* START SOURCE DATA *

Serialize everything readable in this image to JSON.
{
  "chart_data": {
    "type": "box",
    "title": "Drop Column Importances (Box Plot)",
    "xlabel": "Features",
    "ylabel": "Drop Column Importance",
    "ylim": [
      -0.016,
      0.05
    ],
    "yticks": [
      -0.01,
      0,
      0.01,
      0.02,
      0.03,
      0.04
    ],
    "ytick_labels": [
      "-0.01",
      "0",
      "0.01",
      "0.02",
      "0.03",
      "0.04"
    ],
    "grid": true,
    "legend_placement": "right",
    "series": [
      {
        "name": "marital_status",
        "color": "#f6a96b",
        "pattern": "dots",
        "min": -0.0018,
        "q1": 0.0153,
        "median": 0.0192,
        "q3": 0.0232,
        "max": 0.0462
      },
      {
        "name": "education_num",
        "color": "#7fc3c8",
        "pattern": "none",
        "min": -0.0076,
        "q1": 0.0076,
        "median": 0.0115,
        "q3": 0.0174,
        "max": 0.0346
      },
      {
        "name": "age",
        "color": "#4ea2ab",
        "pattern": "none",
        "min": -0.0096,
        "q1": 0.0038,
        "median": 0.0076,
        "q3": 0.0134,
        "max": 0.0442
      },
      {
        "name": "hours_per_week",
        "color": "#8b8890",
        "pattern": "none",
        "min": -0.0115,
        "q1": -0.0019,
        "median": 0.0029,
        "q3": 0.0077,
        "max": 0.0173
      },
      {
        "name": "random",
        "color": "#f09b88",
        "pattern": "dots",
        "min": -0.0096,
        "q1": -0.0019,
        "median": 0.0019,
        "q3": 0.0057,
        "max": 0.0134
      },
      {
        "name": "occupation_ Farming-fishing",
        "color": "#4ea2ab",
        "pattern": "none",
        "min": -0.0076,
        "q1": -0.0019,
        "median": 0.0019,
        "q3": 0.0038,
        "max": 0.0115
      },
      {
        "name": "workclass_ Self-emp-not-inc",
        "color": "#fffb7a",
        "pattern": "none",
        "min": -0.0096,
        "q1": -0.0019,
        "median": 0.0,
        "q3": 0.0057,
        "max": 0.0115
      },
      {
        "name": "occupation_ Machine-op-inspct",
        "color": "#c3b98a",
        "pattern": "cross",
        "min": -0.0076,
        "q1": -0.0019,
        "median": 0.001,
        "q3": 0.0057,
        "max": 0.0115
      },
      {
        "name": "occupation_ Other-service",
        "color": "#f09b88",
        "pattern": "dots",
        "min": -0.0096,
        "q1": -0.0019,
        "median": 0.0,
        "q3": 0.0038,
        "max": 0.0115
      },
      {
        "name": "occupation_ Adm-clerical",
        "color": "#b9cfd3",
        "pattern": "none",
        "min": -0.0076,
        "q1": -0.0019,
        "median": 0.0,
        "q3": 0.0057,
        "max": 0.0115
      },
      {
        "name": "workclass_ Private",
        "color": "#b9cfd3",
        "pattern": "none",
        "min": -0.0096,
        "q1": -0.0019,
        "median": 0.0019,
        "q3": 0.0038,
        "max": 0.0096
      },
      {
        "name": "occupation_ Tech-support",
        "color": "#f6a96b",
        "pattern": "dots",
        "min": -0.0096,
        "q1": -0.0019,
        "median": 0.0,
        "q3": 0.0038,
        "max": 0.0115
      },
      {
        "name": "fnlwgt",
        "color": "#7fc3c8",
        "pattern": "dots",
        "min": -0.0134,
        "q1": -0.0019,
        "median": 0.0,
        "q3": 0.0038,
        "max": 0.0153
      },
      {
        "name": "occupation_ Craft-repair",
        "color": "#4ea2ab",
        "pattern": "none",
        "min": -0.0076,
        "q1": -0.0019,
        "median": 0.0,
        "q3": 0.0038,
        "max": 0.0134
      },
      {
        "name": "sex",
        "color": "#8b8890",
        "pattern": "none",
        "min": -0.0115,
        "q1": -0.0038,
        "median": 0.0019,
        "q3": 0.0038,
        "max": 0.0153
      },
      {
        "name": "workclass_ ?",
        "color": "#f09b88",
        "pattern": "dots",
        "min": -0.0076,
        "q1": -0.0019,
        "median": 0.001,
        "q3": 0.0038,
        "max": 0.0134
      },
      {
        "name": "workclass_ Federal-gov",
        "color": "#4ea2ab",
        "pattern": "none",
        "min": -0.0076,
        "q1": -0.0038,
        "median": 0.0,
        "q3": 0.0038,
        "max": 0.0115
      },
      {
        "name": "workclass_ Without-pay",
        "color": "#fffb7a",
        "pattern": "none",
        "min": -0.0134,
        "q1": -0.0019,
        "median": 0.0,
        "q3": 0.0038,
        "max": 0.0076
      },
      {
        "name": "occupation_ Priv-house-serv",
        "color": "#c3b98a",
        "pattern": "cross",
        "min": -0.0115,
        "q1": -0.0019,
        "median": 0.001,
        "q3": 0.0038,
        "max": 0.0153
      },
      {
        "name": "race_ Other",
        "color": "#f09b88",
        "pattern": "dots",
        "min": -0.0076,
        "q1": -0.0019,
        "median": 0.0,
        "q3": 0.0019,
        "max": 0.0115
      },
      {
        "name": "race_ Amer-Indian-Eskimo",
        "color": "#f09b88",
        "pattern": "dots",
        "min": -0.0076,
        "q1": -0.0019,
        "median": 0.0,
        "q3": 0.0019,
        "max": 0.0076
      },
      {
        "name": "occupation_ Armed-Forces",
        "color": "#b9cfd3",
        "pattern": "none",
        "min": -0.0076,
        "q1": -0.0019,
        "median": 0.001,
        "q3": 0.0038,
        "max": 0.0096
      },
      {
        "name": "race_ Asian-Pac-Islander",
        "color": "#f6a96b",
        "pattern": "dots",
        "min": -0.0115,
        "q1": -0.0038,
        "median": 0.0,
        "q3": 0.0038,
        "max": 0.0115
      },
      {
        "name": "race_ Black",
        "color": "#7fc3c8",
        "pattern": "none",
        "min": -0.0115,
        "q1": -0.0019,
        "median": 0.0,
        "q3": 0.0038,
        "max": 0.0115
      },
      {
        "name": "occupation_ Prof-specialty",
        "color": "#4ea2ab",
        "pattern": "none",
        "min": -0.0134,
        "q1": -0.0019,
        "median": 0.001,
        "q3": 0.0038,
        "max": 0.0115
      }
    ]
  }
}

* END SOURCE DATA *

**DO THIS**
Extract the listing in its entirety, matching it exactly.

**RESPONSE TO THIS EXERCISE**
Serialize everything readable in this image to JSON.
{
  "chart_data": {
    "type": "box",
    "title": "Drop Column Importances (Box Plot)",
    "xlabel": "Features",
    "ylabel": "Drop Column Importance",
    "ylim": [
      -0.016,
      0.05
    ],
    "yticks": [
      -0.01,
      0,
      0.01,
      0.02,
      0.03,
      0.04
    ],
    "ytick_labels": [
      "-0.01",
      "0",
      "0.01",
      "0.02",
      "0.03",
      "0.04"
    ],
    "grid": true,
    "legend_placement": "right",
    "series": [
      {
        "name": "marital_status",
        "color": "#f6a96b",
        "pattern": "dots",
        "min": -0.0018,
        "q1": 0.0153,
        "median": 0.0192,
        "q3": 0.0232,
        "max": 0.0462
      },
      {
        "name": "education_num",
        "color": "#7fc3c8",
        "pattern": "none",
        "min": -0.0076,
        "q1": 0.0076,
        "median": 0.0115,
        "q3": 0.0174,
        "max": 0.0346
      },
      {
        "name": "age",
        "color": "#4ea2ab",
        "pattern": "none",
        "min": -0.0096,
        "q1": 0.0038,
        "median": 0.0076,
        "q3": 0.0134,
        "max": 0.0442
      },
      {
        "name": "hours_per_week",
        "color": "#8b8890",
        "pattern": "none",
        "min": -0.0115,
        "q1": -0.0019,
        "median": 0.0029,
        "q3": 0.0077,
        "max": 0.0173
      },
      {
        "name": "random",
        "color": "#f09b88",
        "pattern": "dots",
        "min": -0.0096,
        "q1": -0.0019,
        "median": 0.0019,
        "q3": 0.0057,
        "max": 0.0134
      },
      {
        "name": "occupation_ Farming-fishing",
        "color": "#4ea2ab",
        "pattern": "none",
        "min": -0.0076,
        "q1": -0.0019,
        "median": 0.0019,
        "q3": 0.0038,
        "max": 0.0115
      },
      {
        "name": "workclass_ Self-emp-not-inc",
        "color": "#fffb7a",
        "pattern": "none",
        "min": -0.0096,
        "q1": -0.0019,
        "median": 0.0,
        "q3": 0.0057,
        "max": 0.0115
      },
      {
        "name": "occupation_ Machine-op-inspct",
        "color": "#c3b98a",
        "pattern": "cross",
        "min": -0.0076,
        "q1": -0.0019,
        "median": 0.001,
        "q3": 0.0057,
        "max": 0.0115
      },
      {
        "name": "occupation_ Other-service",
        "color": "#f09b88",
        "pattern": "dots",
        "min": -0.0096,
        "q1": -0.0019,
        "median": 0.0,
        "q3": 0.0038,
        "max": 0.0115
      },
      {
        "name": "occupation_ Adm-clerical",
        "color": "#b9cfd3",
        "pattern": "none",
        "min": -0.0076,
        "q1": -0.0019,
        "median": 0.0,
        "q3": 0.0057,
        "max": 0.0115
      },
      {
        "name": "workclass_ Private",
        "color": "#b9cfd3",
        "pattern": "none",
        "min": -0.0096,
        "q1": -0.0019,
        "median": 0.0019,
        "q3": 0.0038,
        "max": 0.0096
      },
      {
        "name": "occupation_ Tech-support",
        "color": "#f6a96b",
        "pattern": "dots",
        "min": -0.0096,
        "q1": -0.0019,
        "median": 0.0,
        "q3": 0.0038,
        "max": 0.0115
      },
      {
        "name": "fnlwgt",
        "color": "#7fc3c8",
        "pattern": "dots",
        "min": -0.0134,
        "q1": -0.0019,
        "median": 0.0,
        "q3": 0.0038,
        "max": 0.0153
      },
      {
        "name": "occupation_ Craft-repair",
        "color": "#4ea2ab",
        "pattern": "none",
        "min": -0.0076,
        "q1": -0.0019,
        "median": 0.0,
        "q3": 0.0038,
        "max": 0.0134
      },
      {
        "name": "sex",
        "color": "#8b8890",
        "pattern": "none",
        "min": -0.0115,
        "q1": -0.0038,
        "median": 0.0019,
        "q3": 0.0038,
        "max": 0.0153
      },
      {
        "name": "workclass_ ?",
        "color": "#f09b88",
        "pattern": "dots",
        "min": -0.0076,
        "q1": -0.0019,
        "median": 0.001,
        "q3": 0.0038,
        "max": 0.0134
      },
      {
        "name": "workclass_ Federal-gov",
        "color": "#4ea2ab",
        "pattern": "none",
        "min": -0.0076,
        "q1": -0.0038,
        "median": 0.0,
        "q3": 0.0038,
        "max": 0.0115
      },
      {
        "name": "workclass_ Without-pay",
        "color": "#fffb7a",
        "pattern": "none",
        "min": -0.0134,
        "q1": -0.0019,
        "median": 0.0,
        "q3": 0.0038,
        "max": 0.0076
      },
      {
        "name": "occupation_ Priv-house-serv",
        "color": "#c3b98a",
        "pattern": "cross",
        "min": -0.0115,
        "q1": -0.0019,
        "median": 0.001,
        "q3": 0.0038,
        "max": 0.0153
      },
      {
        "name": "race_ Other",
        "color": "#f09b88",
        "pattern": "dots",
        "min": -0.0076,
        "q1": -0.0019,
        "median": 0.0,
        "q3": 0.0019,
        "max": 0.0115
      },
      {
        "name": "race_ Amer-Indian-Eskimo",
        "color": "#f09b88",
        "pattern": "dots",
        "min": -0.0076,
        "q1": -0.0019,
        "median": 0.0,
        "q3": 0.0019,
        "max": 0.0076
      },
      {
        "name": "occupation_ Armed-Forces",
        "color": "#b9cfd3",
        "pattern": "none",
        "min": -0.0076,
        "q1": -0.0019,
        "median": 0.001,
        "q3": 0.0038,
        "max": 0.0096
      },
      {
        "name": "race_ Asian-Pac-Islander",
        "color": "#f6a96b",
        "pattern": "dots",
        "min": -0.0115,
        "q1": -0.0038,
        "median": 0.0,
        "q3": 0.0038,
        "max": 0.0115
      },
      {
        "name": "race_ Black",
        "color": "#7fc3c8",
        "pattern": "none",
        "min": -0.0115,
        "q1": -0.0019,
        "median": 0.0,
        "q3": 0.0038,
        "max": 0.0115
      },
      {
        "name": "occupation_ Prof-specialty",
        "color": "#4ea2ab",
        "pattern": "none",
        "min": -0.0134,
        "q1": -0.0019,
        "median": 0.001,
        "q3": 0.0038,
        "max": 0.0115
      }
    ]
  }
}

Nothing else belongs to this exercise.